TASK. Without the pictures, set down every line of the data exactly.

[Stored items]
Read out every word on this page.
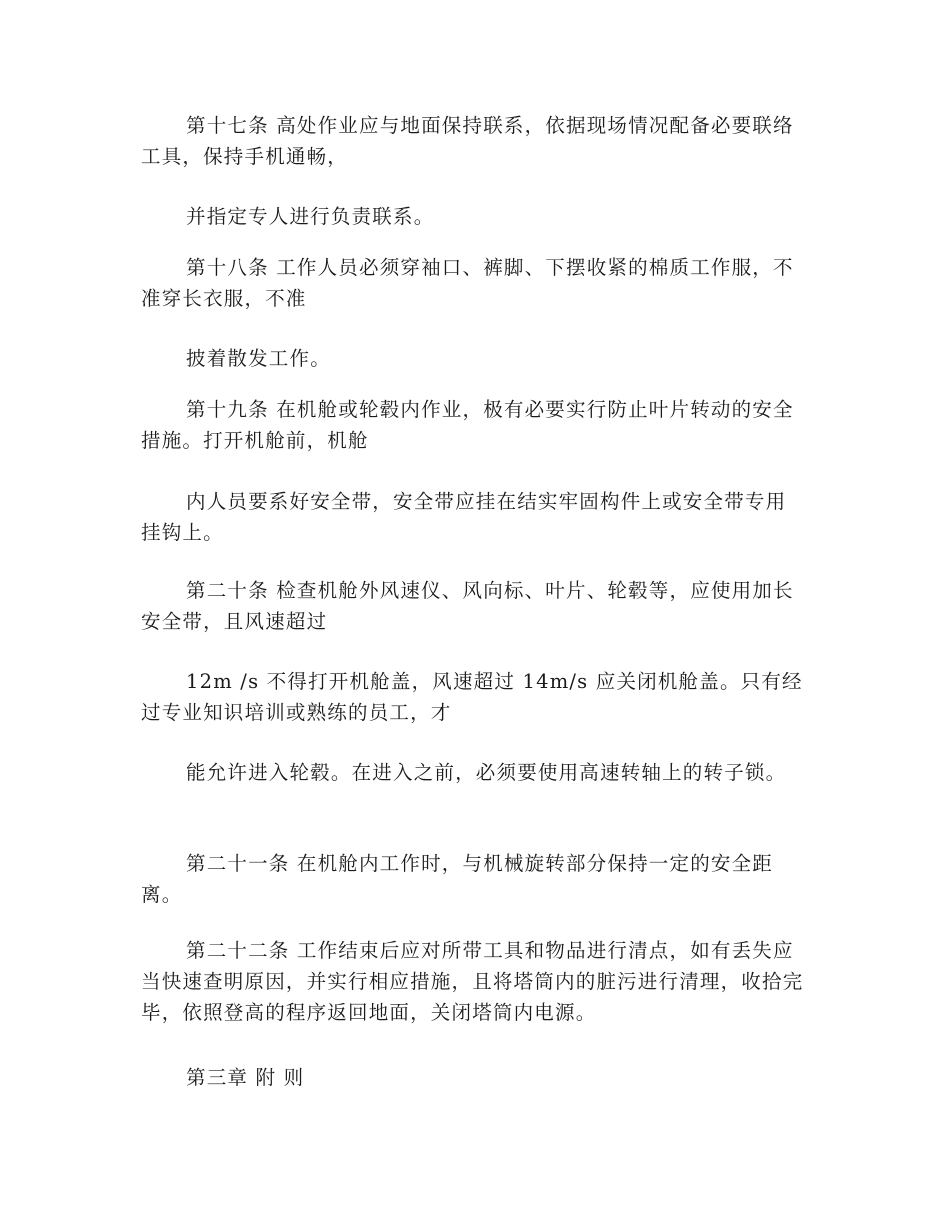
第十七条 高处作业应与地面保持联系，依据现场情况配备必要联络工具，保持手机通畅，

并指定专人进行负责联系。

第十八条 工作人员必须穿袖口、裤脚、下摆收紧的棉质工作服，不准穿长衣服，不准

披着散发工作。

第十九条 在机舱或轮毂内作业，极有必要实行防止叶片转动的安全措施。打开机舱前，机舱

内人员要系好安全带，安全带应挂在结实牢固构件上或安全带专用挂钩上。

第二十条 检查机舱外风速仪、风向标、叶片、轮毂等，应使用加长安全带，且风速超过

12m /s 不得打开机舱盖，风速超过 14m/s 应关闭机舱盖。只有经过专业知识培训或熟练的员工，才

能允许进入轮毂。在进入之前，必须要使用高速转轴上的转子锁。

第二十一条 在机舱内工作时，与机械旋转部分保持一定的安全距离。

第二十二条 工作结束后应对所带工具和物品进行清点，如有丢失应当快速查明原因，并实行相应措施，且将塔筒内的脏污进行清理，收拾完毕，依照登高的程序返回地面，关闭塔筒内电源。

第三章 附 则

RESPONSE TO THE TASK.
Read out every word on this page.
第十七条 高处作业应与地面保持联系，依据现场情况配备必要联络工具，保持手机通畅，

并指定专人进行负责联系。

第十八条 工作人员必须穿袖口、裤脚、下摆收紧的棉质工作服，不准穿长衣服，不准

披着散发工作。

第十九条 在机舱或轮毂内作业，极有必要实行防止叶片转动的安全措施。打开机舱前，机舱

内人员要系好安全带，安全带应挂在结实牢固构件上或安全带专用挂钩上。

第二十条 检查机舱外风速仪、风向标、叶片、轮毂等，应使用加长安全带，且风速超过

12m /s 不得打开机舱盖，风速超过 14m/s 应关闭机舱盖。只有经过专业知识培训或熟练的员工，才

能允许进入轮毂。在进入之前，必须要使用高速转轴上的转子锁。

第二十一条 在机舱内工作时，与机械旋转部分保持一定的安全距离。

第二十二条 工作结束后应对所带工具和物品进行清点，如有丢失应当快速查明原因，并实行相应措施，且将塔筒内的脏污进行清理，收拾完毕，依照登高的程序返回地面，关闭塔筒内电源。

第三章 附 则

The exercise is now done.